* BEGIN Document text *

Museo Soumaya is home to many works by Auguste Rodin, including a cast of his sculpture “The Thinker.” // © 2014 Mark Chesnut
Mexico City is the kind of place you could visit 50 times without repeating a single activity. That’s especially true when it comes to the city’s cultural offerings.
According to Lonely Planet, Mexico City has at least 150 museums — more than any other city on earth except Paris. And that’s why every time I visit the city I make an effort to see something new.
With so many possibilities, it’s good to have a strategy before going. Here are a few of the cultural attractions that should be on the top of the list, starting with the best options for first-time visitors.
Museo Nacional de Antropologia
The Museo Nacional de Antropologia (National Museum of Anthropology), located in Chapultepec Park, is a required stop for culture enthusiasts, particularly first-time visitors to Mexico City. It’s the city’s most famous cultural institution and also one of the world’s best anthropology museums, housing thousands of Mesoamerican artifacts and ethnological exhibits that highlight the rich cultures and traditions of the region.
It’s said that you could spend several days wandering the halls here without seeing everything the museum has to offer. That’s true, although half a day will give visitors a good overview and a chance to hit the main spots — including the Piedra del Sol, an Aztec calendar stone that weighs about 24 tons.
Museo Nacional de Historia
To get a handle on Mexico’s more recent history, head to the Museo Nacional de Historia (National Museum of History) housed in the Castillo de Chapultepec (Chapultepec Castle), the stately former home of Mexican Emperor Maximilian I.
Built between the late 1700s and 1863, this handsome landmark sits atop a hill in the middle of Chapultepec Park, making for excellent scenic photo opportunities. The exhibits, which include artwork, murals, clothing, furnishings and artifacts, document the nation’s history from the conquest by Spain through the Revolution of 1910.
Palacio de Bellas Artes
The Palacio de Bellas Artes (Palace of Fine Arts) is located in the historic city center, just a few blocks away from the Zocalo city square. Opened in 1934, this ornate architectural landmark hosts a variety of live performances throughout the year including music, dance and theater. The venue is also the home of the Ballet Folklorico de Mexico, the famed Mexican folkloric ballet ensemble. Travelers should check performance schedules well ahead of time to make sure they get tickets to the performances they want to see.
Even if there are no performances scheduled, the Palacio de Bellas Artes is worth a visit during the day. One can admire the beautiful facade, which blends Art Nouveau and Neoclassical styles, and the interior, which has murals by Diego Rivera and David Alfaro Siqueiros. A well-stocked art bookstore provides noteworthy shopping options.

* END Document text *
* BEGIN Information supplied *

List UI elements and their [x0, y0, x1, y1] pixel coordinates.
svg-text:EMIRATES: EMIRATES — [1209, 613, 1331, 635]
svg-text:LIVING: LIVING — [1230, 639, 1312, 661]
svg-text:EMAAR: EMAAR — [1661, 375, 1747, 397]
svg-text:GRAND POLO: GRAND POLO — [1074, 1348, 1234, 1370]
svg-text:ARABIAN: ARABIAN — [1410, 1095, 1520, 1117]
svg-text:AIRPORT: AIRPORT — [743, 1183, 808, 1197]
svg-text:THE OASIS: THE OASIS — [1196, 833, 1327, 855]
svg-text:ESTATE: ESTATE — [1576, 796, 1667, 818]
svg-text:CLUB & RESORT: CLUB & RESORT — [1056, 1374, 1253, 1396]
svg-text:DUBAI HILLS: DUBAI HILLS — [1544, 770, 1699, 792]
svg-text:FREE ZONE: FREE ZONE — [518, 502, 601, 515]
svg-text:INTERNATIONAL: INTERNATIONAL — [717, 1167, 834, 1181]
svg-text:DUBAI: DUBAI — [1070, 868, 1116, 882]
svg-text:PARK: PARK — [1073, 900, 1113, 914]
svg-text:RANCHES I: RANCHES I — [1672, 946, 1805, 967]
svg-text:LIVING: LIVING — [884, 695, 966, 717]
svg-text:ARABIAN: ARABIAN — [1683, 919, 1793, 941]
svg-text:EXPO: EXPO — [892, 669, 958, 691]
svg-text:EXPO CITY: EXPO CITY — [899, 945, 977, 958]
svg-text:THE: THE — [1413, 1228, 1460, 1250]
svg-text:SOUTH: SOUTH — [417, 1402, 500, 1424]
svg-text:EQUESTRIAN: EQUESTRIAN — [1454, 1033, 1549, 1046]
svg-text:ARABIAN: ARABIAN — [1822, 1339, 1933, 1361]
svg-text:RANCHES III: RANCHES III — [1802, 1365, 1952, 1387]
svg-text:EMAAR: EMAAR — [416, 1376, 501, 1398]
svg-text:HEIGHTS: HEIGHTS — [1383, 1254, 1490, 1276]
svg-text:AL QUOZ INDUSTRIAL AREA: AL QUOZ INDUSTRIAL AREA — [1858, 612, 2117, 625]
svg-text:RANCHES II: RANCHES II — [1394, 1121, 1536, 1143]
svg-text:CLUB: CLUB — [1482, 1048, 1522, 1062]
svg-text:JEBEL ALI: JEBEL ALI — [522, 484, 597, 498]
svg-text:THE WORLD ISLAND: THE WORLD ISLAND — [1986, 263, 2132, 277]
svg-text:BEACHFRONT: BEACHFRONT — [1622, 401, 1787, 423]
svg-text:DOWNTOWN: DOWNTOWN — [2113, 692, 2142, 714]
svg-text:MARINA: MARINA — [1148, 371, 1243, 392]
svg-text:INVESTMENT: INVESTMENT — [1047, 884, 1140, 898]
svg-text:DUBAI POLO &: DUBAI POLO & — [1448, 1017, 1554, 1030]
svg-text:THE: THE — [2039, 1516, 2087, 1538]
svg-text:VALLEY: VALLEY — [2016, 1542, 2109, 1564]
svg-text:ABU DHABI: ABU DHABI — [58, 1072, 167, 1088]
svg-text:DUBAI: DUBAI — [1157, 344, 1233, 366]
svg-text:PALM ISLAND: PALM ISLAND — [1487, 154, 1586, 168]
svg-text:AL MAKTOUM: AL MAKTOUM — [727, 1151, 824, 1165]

* END Information supplied *

→ **Required actions**:
(1) From the Mexico City museum article, reproduce word for word the part that opens with the words containing "With so many" and closes with "for first-time visitors.".
(2) In the Mexico City museum article, what year did the Palacio de Bellas Artes open?

→ **Results for the exercise**:
(1)
With so many possibilities, it’s good to have a strategy before going. Here are a few of the cultural attractions that should be on the top of the list, starting with the best options for first-time visitors.

(2) 1934